Stewartson, Keith

(1925-1983), mathematician

by Norman Riley

© Oxford University Press 2004 All rights reserved

Stewartson, Keith (1925-1983), mathematician, was born on 20 September 1925 in Barnsley, Yorkshire, the youngest of three children (two boys and a girl) of George Chalmers Stewartson, master baker, and his wife, Mabel. Following the family's move to Billingham, co. Durham, he was educated at Stockton secondary school (1936-42), from where he won a state scholarship and Kitchener memorial scholarship to St Catharine's College, Cambridge. In two years (1942-4) he completed the requirements for a first-class degree in mathematics and was awarded the Drury Jones prize. War service with the Ministry of Aircraft Production took him to first the gunnery range at Orfordness, Suffolk, and then the Guided Projectiles Establishment at Westcott; there his interest in applied mathematics was confirmed, and he received his first introduction to the problems of compressible fluid flow.

In 1946 Stewartson returned to Cambridge, and in a three-year period of postgraduate work completed part three of the mathematical tripos, with distinction, and a PhD (1949) under the supervision of Professor Leslie Howarth, an authority on fluid dynamics. During this period Stewartson was awarded the Mayhew prize and a Rayleigh prize. In 1949 he was appointed as lecturer at Bristol University, with promotion to reader in 1954. While at Bristol he transformed the fortunes of the university boat club as coach. On 5 September 1953 he married (Elizabeth) Jean Forrester, a schoolteacher; they had three children, two boys and a girl. In 1958 Stewartson accepted the invitation of the University of Durham to take its newly created chair of applied mathematics. During his time there he played a major role in the creation, in 1964, of the Institute of Mathematics and its Applications, and was one of its first vice-presidents. In that year he was appointed as Goldsmid professor of applied mathematics at University College, London, in succession to W. R. Dean. He was elected FRS in 1965.
++++
▶ _INSTRUCTIONS TO FOLLOW_
Summarize the biography of Keith Stewartson in two sentences. The listing that follows has no connection to the biography.
++++
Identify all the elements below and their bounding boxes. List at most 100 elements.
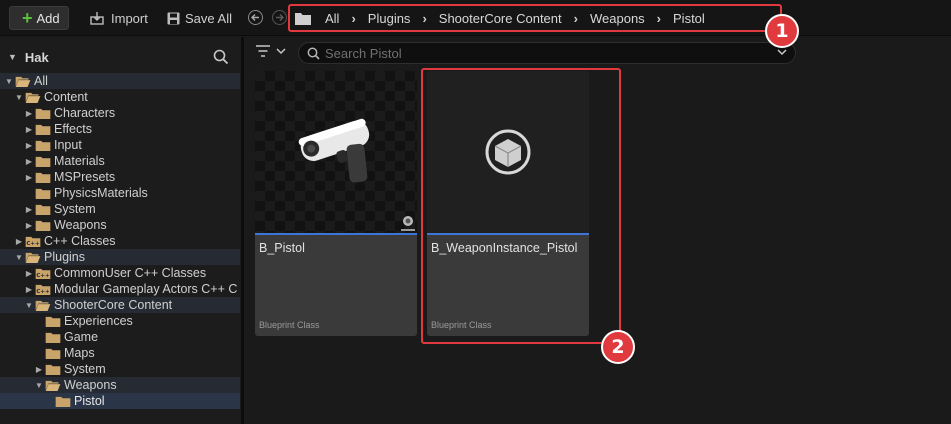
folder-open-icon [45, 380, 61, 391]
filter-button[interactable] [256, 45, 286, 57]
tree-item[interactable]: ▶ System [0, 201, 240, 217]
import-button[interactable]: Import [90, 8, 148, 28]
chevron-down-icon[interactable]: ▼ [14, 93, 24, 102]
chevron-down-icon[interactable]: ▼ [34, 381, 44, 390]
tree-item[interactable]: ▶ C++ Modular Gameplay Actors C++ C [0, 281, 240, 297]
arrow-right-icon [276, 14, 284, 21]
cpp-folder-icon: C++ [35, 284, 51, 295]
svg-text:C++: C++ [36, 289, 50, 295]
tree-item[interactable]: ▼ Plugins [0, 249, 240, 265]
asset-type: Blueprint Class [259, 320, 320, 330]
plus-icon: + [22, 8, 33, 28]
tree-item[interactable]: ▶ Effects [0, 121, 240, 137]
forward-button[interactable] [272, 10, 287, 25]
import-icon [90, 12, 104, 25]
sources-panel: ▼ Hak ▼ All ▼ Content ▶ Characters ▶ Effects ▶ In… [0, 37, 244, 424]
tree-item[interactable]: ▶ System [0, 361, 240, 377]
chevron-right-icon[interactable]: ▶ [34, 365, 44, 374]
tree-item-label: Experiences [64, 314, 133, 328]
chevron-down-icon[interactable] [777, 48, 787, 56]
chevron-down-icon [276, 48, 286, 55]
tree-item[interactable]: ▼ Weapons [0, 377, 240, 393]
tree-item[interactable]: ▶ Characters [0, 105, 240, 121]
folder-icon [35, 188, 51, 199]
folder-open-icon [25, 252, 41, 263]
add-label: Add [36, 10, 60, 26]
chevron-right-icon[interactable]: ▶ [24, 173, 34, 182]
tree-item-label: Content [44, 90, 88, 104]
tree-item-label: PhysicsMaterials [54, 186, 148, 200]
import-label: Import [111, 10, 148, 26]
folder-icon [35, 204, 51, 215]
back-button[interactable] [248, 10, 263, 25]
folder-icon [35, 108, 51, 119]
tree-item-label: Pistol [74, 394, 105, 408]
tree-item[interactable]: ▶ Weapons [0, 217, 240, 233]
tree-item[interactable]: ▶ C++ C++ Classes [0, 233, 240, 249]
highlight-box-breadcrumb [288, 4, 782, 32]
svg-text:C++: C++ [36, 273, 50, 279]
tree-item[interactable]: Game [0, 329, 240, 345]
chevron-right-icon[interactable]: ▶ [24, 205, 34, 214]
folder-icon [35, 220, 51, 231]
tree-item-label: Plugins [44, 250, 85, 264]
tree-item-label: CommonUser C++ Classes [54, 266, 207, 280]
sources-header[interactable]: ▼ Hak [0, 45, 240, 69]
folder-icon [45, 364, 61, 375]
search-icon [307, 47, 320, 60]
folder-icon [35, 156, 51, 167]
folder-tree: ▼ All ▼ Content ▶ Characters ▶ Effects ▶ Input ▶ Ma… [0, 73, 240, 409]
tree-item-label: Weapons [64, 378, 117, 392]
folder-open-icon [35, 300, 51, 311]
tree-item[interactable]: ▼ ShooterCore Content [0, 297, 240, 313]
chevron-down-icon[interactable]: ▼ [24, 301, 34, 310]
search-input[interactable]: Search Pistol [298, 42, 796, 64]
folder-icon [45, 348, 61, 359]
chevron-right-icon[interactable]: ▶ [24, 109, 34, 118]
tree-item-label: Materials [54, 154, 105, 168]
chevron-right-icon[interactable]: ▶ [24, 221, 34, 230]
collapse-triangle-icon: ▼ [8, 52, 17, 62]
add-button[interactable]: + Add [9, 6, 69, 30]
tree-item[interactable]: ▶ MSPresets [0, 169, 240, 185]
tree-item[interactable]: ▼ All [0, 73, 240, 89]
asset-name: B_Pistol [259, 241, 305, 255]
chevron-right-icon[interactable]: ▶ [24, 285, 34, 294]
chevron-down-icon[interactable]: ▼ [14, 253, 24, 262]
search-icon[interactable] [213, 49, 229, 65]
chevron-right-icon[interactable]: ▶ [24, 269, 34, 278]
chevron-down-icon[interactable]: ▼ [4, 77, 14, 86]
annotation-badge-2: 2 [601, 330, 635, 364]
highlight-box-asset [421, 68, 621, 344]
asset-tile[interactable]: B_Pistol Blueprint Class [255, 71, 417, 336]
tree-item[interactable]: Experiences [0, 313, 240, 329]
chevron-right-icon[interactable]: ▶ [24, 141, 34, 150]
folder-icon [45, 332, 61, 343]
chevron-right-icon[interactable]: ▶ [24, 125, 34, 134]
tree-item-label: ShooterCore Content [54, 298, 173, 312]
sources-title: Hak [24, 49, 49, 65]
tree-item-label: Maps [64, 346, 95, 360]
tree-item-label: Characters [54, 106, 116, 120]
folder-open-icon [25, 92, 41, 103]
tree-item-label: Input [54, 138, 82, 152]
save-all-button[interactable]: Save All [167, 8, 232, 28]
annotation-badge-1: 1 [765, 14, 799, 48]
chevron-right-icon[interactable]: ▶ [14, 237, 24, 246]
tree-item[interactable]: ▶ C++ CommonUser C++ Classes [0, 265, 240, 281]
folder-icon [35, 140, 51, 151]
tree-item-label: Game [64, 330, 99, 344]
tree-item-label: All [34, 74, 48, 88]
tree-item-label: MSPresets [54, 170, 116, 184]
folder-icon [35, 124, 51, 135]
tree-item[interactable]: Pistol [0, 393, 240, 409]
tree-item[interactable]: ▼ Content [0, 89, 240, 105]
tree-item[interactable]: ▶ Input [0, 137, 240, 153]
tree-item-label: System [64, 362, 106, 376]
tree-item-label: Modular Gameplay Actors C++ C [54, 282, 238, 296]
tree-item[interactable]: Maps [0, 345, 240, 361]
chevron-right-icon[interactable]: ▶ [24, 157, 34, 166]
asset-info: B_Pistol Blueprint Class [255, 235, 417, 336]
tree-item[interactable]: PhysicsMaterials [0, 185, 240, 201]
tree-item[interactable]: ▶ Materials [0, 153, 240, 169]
++++
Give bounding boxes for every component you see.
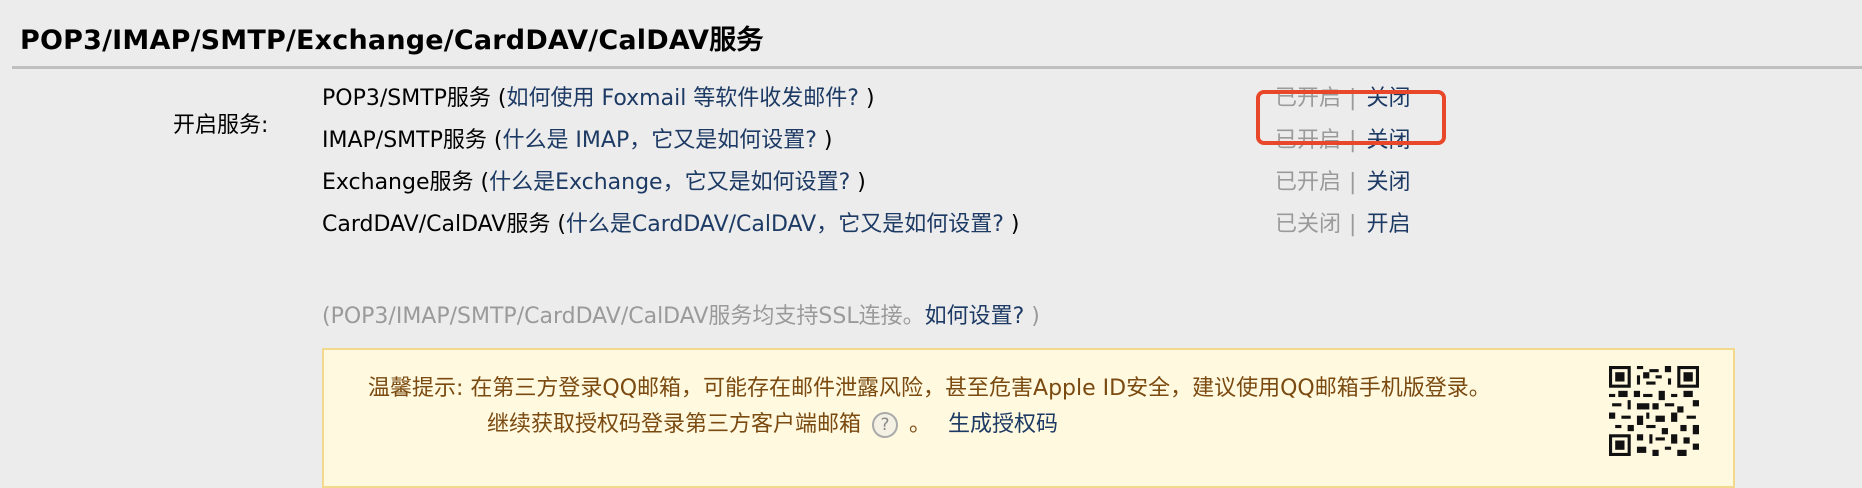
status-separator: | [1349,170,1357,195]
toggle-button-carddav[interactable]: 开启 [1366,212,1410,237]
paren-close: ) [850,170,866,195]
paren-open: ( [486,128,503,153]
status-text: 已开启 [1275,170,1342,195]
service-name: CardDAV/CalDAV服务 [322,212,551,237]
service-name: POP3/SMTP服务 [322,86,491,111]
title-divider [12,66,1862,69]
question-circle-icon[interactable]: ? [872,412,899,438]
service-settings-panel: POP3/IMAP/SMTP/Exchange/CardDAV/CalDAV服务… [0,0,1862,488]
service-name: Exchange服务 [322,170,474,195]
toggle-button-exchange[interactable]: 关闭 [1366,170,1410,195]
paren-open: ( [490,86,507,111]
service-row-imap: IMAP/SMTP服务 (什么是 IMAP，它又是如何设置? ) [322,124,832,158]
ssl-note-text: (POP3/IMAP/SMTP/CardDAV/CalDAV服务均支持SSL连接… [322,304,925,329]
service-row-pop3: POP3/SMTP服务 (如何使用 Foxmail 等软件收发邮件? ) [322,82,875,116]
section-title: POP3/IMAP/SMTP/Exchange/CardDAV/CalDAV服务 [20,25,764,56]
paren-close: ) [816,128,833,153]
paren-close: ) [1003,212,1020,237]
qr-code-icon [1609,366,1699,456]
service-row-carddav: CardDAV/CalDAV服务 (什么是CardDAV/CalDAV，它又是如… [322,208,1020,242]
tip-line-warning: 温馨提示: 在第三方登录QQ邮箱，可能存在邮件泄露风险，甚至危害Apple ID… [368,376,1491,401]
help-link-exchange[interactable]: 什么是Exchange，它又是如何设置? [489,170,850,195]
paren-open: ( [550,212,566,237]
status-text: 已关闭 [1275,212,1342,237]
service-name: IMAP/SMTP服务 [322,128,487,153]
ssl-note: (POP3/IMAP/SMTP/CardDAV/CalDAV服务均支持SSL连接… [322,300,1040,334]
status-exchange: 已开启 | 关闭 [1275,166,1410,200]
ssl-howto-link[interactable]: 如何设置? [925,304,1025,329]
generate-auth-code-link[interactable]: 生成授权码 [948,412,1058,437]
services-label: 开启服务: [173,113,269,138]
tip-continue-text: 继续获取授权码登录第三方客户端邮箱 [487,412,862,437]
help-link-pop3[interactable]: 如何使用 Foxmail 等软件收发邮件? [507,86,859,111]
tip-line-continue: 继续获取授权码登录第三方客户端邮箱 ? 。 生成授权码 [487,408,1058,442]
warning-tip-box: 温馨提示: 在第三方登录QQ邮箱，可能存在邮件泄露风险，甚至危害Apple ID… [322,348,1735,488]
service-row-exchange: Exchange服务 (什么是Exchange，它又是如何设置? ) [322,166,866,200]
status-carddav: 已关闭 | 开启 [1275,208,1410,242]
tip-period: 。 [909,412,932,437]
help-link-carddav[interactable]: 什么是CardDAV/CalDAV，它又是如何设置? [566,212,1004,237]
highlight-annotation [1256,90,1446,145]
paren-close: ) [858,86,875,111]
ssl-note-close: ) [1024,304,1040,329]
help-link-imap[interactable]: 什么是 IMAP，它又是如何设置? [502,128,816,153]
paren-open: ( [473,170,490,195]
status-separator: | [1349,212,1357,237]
++++
▶ _TASK RESPONSE_
Keith Stewartson, a mathematician born in Barnsley in 1925, took a first-class mathematics degree at Cambridge and, after wartime service with the Ministry of Aircraft Production, returned there to complete a PhD in 1949 under Leslie Howarth. He then held posts at Bristol and Durham, helped create the Institute of Mathematics and its Applications in 1964, became Goldsmid professor of applied mathematics at University College, London, that same year, and was elected FRS in 1965.